■ Given task ■
Wherever the string "مردم" appears in a line, extract that line.

■ Material for this exercise ■
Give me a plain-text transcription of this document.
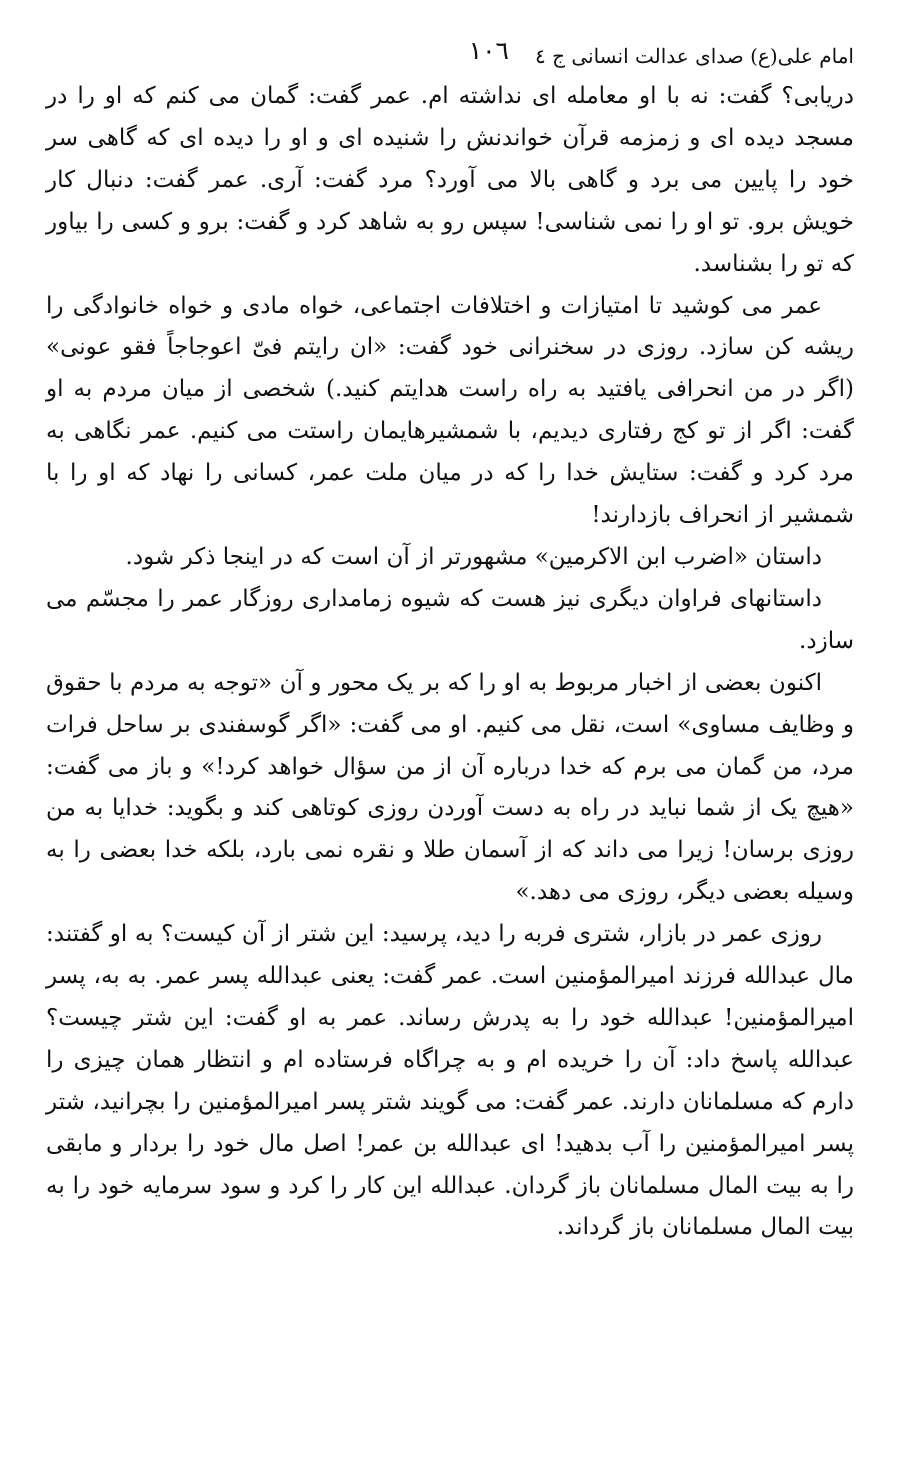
امام علی(ع) صدای عدالت انسانی ج ٤
١٠٦

دریابی؟ گفت: نه با او معامله ای نداشته ام. عمر گفت: گمان می کنم که او را در مسجد دیده ای و زمزمه قرآن خواندنش را شنیده ای و او را دیده ای که گاهی سر خود را پایین می برد و گاهی بالا می آورد؟ مرد گفت: آری. عمر گفت: دنبال کار خویش برو. تو او را نمی شناسی! سپس رو به شاهد کرد و گفت: برو و کسی را بیاور که تو را بشناسد.

عمر می کوشید تا امتیازات و اختلافات اجتماعی، خواه مادی و خواه خانوادگی را ریشه کن سازد. روزی در سخنرانی خود گفت: «ان رایتم فیّ اعوجاجاً فقو عونی» (اگر در من انحرافی یافتید به راه راست هدایتم کنید.) شخصی از میان مردم به او گفت: اگر از تو کج رفتاری دیدیم، با شمشیرهایمان راستت می کنیم. عمر نگاهی به مرد کرد و گفت: ستایش خدا را که در میان ملت عمر، کسانی را نهاد که او را با شمشیر از انحراف بازدارند!

داستان «اضرب ابن الاکرمین» مشهورتر از آن است که در اینجا ذکر شود.

داستانهای فراوان دیگری نیز هست که شیوه زمامداری روزگار عمر را مجسّم می سازد.

اکنون بعضی از اخبار مربوط به او را که بر یک محور و آن «توجه به مردم با حقوق و وظایف مساوی» است، نقل می کنیم. او می گفت: «اگر گوسفندی بر ساحل فرات مرد، من گمان می برم که خدا درباره آن از من سؤال خواهد کرد!» و باز می گفت: «هیچ یک از شما نباید در راه به دست آوردن روزی کوتاهی کند و بگوید: خدایا به من روزی برسان! زیرا می داند که از آسمان طلا و نقره نمی بارد، بلکه خدا بعضی را به وسیله بعضی دیگر، روزی می دهد.»

روزی عمر در بازار، شتری فربه را دید، پرسید: این شتر از آن کیست؟ به او گفتند: مال عبدالله فرزند امیرالمؤمنین است. عمر گفت: یعنی عبدالله پسر عمر. به به، پسر امیرالمؤمنین! عبدالله خود را به پدرش رساند. عمر به او گفت: این شتر چیست؟ عبدالله پاسخ داد: آن را خریده ام و به چراگاه فرستاده ام و انتظار همان چیزی را دارم که مسلمانان دارند. عمر گفت: می گویند شتر پسر امیرالمؤمنین را بچرانید، شتر پسر امیرالمؤمنین را آب بدهید! ای عبدالله بن عمر! اصل مال خود را بردار و مابقی را به بیت المال مسلمانان باز گردان. عبدالله این کار را کرد و سود سرمایه خود را به بیت المال مسلمانان باز گرداند.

■ Full solution ■
عمر می کوشید تا امتیازات و اختلافات اجتماعی، خواه مادی و خواه خانوادگی را ریشه کن سازد. روزی در سخنرانی خود گفت: «ان رایتم فیّ اعوجاجاً فقو عونی» (اگر در من انحرافی یافتید به راه راست هدایتم کنید.) شخصی از میان مردم به او گفت: اگر از تو کج رفتاری دیدیم، با شمشیرهایمان راستت می کنیم. عمر نگاهی به مرد کرد و گفت: ستایش خدا را که در میان ملت عمر، کسانی را نهاد که او را با شمشیر از انحراف بازدارند!
اکنون بعضی از اخبار مربوط به او را که بر یک محور و آن «توجه به مردم با حقوق و وظایف مساوی» است، نقل می کنیم. او می گفت: «اگر گوسفندی بر ساحل فرات مرد، من گمان می برم که خدا درباره آن از من سؤال خواهد کرد!» و باز می گفت: «هیچ یک از شما نباید در راه به دست آوردن روزی کوتاهی کند و بگوید: خدایا به من روزی برسان! زیرا می داند که از آسمان طلا و نقره نمی بارد، بلکه خدا بعضی را به وسیله بعضی دیگر، روزی می دهد.»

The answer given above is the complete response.